* begin *

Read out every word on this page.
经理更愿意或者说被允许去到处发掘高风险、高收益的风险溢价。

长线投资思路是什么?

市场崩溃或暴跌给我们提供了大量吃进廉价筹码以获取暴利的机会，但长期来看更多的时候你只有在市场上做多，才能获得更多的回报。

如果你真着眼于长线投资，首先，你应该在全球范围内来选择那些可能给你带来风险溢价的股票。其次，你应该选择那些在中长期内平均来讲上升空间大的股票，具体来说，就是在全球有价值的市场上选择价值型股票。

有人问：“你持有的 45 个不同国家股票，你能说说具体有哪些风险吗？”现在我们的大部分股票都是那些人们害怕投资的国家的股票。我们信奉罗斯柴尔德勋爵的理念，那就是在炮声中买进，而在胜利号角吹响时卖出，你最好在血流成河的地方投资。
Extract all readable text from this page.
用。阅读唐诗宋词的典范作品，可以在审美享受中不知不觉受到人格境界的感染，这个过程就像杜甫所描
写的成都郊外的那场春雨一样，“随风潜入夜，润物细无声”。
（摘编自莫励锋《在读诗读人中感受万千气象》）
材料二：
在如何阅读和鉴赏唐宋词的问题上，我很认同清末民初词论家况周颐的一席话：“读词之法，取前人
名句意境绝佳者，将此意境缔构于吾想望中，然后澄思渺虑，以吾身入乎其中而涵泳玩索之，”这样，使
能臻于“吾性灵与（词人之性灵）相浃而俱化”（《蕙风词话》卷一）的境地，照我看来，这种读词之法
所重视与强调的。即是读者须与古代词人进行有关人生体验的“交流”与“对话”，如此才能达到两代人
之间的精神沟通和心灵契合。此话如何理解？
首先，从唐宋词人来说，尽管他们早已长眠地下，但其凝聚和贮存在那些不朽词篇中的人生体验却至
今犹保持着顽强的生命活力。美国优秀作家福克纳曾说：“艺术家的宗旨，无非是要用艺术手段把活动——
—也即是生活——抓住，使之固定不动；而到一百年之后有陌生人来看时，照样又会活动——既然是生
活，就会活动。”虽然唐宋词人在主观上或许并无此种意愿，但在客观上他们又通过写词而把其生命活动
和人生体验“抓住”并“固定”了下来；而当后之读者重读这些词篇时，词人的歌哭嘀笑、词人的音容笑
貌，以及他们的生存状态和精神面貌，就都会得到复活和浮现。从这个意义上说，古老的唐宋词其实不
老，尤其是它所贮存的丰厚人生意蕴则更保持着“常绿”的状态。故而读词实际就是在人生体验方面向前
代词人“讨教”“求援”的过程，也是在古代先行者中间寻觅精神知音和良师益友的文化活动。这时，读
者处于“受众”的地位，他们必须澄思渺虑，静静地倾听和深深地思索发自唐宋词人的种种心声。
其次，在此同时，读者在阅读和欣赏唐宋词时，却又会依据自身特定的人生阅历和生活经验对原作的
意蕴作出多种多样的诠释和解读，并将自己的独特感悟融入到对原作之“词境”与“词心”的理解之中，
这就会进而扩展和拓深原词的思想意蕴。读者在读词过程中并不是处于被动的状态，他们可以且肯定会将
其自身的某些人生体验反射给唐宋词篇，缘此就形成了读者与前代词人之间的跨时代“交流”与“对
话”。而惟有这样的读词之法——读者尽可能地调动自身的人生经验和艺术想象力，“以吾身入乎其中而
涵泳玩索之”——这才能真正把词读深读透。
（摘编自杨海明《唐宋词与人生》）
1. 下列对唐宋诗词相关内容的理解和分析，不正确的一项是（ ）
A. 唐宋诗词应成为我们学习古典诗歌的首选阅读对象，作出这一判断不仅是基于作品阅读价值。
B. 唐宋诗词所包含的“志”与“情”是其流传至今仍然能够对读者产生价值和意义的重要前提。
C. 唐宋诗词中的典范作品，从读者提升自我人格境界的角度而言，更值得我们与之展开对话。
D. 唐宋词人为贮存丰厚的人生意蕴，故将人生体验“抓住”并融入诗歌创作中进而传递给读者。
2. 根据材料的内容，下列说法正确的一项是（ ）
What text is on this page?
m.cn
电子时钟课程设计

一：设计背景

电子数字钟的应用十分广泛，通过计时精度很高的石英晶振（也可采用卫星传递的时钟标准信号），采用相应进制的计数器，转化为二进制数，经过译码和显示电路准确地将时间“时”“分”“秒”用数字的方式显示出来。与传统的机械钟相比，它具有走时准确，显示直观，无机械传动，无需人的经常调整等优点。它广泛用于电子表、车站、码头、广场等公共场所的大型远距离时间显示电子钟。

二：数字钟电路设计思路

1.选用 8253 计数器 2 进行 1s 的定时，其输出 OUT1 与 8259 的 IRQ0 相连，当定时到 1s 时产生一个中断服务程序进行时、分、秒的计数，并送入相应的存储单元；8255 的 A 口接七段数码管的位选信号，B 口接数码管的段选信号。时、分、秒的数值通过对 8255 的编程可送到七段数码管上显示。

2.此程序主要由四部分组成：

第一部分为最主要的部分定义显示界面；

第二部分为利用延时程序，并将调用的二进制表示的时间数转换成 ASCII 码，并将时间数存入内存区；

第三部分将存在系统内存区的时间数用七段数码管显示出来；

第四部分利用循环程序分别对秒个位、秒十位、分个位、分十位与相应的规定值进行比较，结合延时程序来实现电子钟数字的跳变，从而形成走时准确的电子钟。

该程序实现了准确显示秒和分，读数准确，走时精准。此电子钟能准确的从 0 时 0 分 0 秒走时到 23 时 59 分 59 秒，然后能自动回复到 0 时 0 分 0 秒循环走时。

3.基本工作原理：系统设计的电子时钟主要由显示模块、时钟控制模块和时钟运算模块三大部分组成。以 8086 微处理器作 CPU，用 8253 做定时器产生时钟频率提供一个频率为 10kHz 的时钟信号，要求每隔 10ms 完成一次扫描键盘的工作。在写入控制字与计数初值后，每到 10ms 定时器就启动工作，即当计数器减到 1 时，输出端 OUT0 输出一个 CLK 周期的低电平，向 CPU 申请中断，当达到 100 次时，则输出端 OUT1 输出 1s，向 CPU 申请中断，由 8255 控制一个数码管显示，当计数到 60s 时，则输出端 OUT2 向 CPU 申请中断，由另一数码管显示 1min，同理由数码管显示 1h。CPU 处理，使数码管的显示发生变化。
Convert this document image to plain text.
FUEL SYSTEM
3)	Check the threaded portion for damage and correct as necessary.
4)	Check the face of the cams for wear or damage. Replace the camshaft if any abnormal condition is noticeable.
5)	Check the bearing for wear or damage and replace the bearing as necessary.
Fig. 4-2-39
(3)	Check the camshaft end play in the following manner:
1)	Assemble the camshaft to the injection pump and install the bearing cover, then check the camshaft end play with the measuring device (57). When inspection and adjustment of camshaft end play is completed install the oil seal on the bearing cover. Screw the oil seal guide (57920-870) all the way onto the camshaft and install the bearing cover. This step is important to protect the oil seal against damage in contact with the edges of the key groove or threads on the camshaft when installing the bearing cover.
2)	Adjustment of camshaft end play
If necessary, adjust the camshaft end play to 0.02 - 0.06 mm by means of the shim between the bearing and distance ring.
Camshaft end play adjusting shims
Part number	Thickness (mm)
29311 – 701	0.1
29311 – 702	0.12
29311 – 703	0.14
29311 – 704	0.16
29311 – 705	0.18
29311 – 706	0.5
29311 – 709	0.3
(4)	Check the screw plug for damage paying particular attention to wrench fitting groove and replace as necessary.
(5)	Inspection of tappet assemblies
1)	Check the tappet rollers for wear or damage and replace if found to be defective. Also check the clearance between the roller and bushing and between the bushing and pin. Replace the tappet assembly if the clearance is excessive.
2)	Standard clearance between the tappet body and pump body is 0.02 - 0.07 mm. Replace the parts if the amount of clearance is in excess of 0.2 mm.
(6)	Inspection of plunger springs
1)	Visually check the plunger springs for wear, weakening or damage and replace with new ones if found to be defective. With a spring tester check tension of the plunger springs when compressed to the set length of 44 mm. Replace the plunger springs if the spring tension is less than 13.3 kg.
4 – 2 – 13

* end *

- [OBJECTIVE]: In the material above, tally every line with the string "plunger" in it, then give that number alone.

- [REPLY TO THE EXERCISE]: 2